Input rows:
· · · ·
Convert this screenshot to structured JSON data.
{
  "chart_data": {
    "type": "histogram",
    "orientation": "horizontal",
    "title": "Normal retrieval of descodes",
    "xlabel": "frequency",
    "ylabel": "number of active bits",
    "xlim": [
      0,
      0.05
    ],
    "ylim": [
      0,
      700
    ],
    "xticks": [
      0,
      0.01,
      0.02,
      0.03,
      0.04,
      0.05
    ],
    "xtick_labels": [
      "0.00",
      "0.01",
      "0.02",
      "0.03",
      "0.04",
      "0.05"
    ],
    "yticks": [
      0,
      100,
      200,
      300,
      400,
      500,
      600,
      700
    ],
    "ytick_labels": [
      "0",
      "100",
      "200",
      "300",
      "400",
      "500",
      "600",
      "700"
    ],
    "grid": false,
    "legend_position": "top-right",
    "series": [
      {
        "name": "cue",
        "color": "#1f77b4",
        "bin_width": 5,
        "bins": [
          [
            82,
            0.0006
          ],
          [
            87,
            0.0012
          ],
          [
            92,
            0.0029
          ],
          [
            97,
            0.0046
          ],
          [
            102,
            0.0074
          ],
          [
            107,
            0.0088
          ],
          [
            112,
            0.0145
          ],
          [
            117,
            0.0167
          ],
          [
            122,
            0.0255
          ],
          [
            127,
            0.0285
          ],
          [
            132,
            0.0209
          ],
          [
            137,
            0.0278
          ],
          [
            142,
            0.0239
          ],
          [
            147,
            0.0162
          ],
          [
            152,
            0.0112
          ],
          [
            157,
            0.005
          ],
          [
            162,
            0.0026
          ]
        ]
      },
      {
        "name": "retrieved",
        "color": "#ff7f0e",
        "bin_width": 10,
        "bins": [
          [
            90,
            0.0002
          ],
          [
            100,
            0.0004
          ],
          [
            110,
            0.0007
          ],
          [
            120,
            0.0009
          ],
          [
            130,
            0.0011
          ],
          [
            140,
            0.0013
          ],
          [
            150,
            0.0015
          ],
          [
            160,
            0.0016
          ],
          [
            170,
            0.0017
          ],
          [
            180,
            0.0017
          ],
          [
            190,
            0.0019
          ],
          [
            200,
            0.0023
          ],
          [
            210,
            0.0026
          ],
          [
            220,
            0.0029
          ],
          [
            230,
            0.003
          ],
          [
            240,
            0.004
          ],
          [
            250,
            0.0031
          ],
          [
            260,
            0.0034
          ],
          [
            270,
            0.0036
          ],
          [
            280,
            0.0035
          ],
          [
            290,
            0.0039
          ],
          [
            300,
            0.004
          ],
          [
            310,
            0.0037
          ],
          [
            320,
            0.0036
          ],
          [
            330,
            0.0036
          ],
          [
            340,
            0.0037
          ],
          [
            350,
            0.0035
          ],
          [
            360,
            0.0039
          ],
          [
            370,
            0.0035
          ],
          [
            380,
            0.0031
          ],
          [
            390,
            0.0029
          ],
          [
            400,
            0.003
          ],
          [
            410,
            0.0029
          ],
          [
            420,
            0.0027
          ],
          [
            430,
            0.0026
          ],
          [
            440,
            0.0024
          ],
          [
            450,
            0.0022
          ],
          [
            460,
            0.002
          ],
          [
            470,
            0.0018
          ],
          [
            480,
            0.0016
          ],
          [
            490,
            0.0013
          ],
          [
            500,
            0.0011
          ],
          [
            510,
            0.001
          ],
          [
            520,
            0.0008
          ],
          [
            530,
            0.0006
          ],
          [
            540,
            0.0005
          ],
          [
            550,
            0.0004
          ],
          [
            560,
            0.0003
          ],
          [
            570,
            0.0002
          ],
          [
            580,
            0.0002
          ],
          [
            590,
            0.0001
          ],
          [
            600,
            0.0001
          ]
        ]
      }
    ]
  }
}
· · · ·
Task statement: Copy the records above exactly as they appear.

Answer for the task:
Convert this screenshot to structured JSON data.
{
  "chart_data": {
    "type": "histogram",
    "orientation": "horizontal",
    "title": "Normal retrieval of descodes",
    "xlabel": "frequency",
    "ylabel": "number of active bits",
    "xlim": [
      0,
      0.05
    ],
    "ylim": [
      0,
      700
    ],
    "xticks": [
      0,
      0.01,
      0.02,
      0.03,
      0.04,
      0.05
    ],
    "xtick_labels": [
      "0.00",
      "0.01",
      "0.02",
      "0.03",
      "0.04",
      "0.05"
    ],
    "yticks": [
      0,
      100,
      200,
      300,
      400,
      500,
      600,
      700
    ],
    "ytick_labels": [
      "0",
      "100",
      "200",
      "300",
      "400",
      "500",
      "600",
      "700"
    ],
    "grid": false,
    "legend_position": "top-right",
    "series": [
      {
        "name": "cue",
        "color": "#1f77b4",
        "bin_width": 5,
        "bins": [
          [
            82,
            0.0006
          ],
          [
            87,
            0.0012
          ],
          [
            92,
            0.0029
          ],
          [
            97,
            0.0046
          ],
          [
            102,
            0.0074
          ],
          [
            107,
            0.0088
          ],
          [
            112,
            0.0145
          ],
          [
            117,
            0.0167
          ],
          [
            122,
            0.0255
          ],
          [
            127,
            0.0285
          ],
          [
            132,
            0.0209
          ],
          [
            137,
            0.0278
          ],
          [
            142,
            0.0239
          ],
          [
            147,
            0.0162
          ],
          [
            152,
            0.0112
          ],
          [
            157,
            0.005
          ],
          [
            162,
            0.0026
          ]
        ]
      },
      {
        "name": "retrieved",
        "color": "#ff7f0e",
        "bin_width": 10,
        "bins": [
          [
            90,
            0.0002
          ],
          [
            100,
            0.0004
          ],
          [
            110,
            0.0007
          ],
          [
            120,
            0.0009
          ],
          [
            130,
            0.0011
          ],
          [
            140,
            0.0013
          ],
          [
            150,
            0.0015
          ],
          [
            160,
            0.0016
          ],
          [
            170,
            0.0017
          ],
          [
            180,
            0.0017
          ],
          [
            190,
            0.0019
          ],
          [
            200,
            0.0023
          ],
          [
            210,
            0.0026
          ],
          [
            220,
            0.0029
          ],
          [
            230,
            0.003
          ],
          [
            240,
            0.004
          ],
          [
            250,
            0.0031
          ],
          [
            260,
            0.0034
          ],
          [
            270,
            0.0036
          ],
          [
            280,
            0.0035
          ],
          [
            290,
            0.0039
          ],
          [
            300,
            0.004
          ],
          [
            310,
            0.0037
          ],
          [
            320,
            0.0036
          ],
          [
            330,
            0.0036
          ],
          [
            340,
            0.0037
          ],
          [
            350,
            0.0035
          ],
          [
            360,
            0.0039
          ],
          [
            370,
            0.0035
          ],
          [
            380,
            0.0031
          ],
          [
            390,
            0.0029
          ],
          [
            400,
            0.003
          ],
          [
            410,
            0.0029
          ],
          [
            420,
            0.0027
          ],
          [
            430,
            0.0026
          ],
          [
            440,
            0.0024
          ],
          [
            450,
            0.0022
          ],
          [
            460,
            0.002
          ],
          [
            470,
            0.0018
          ],
          [
            480,
            0.0016
          ],
          [
            490,
            0.0013
          ],
          [
            500,
            0.0011
          ],
          [
            510,
            0.001
          ],
          [
            520,
            0.0008
          ],
          [
            530,
            0.0006
          ],
          [
            540,
            0.0005
          ],
          [
            550,
            0.0004
          ],
          [
            560,
            0.0003
          ],
          [
            570,
            0.0002
          ],
          [
            580,
            0.0002
          ],
          [
            590,
            0.0001
          ],
          [
            600,
            0.0001
          ]
        ]
      }
    ]
  }
}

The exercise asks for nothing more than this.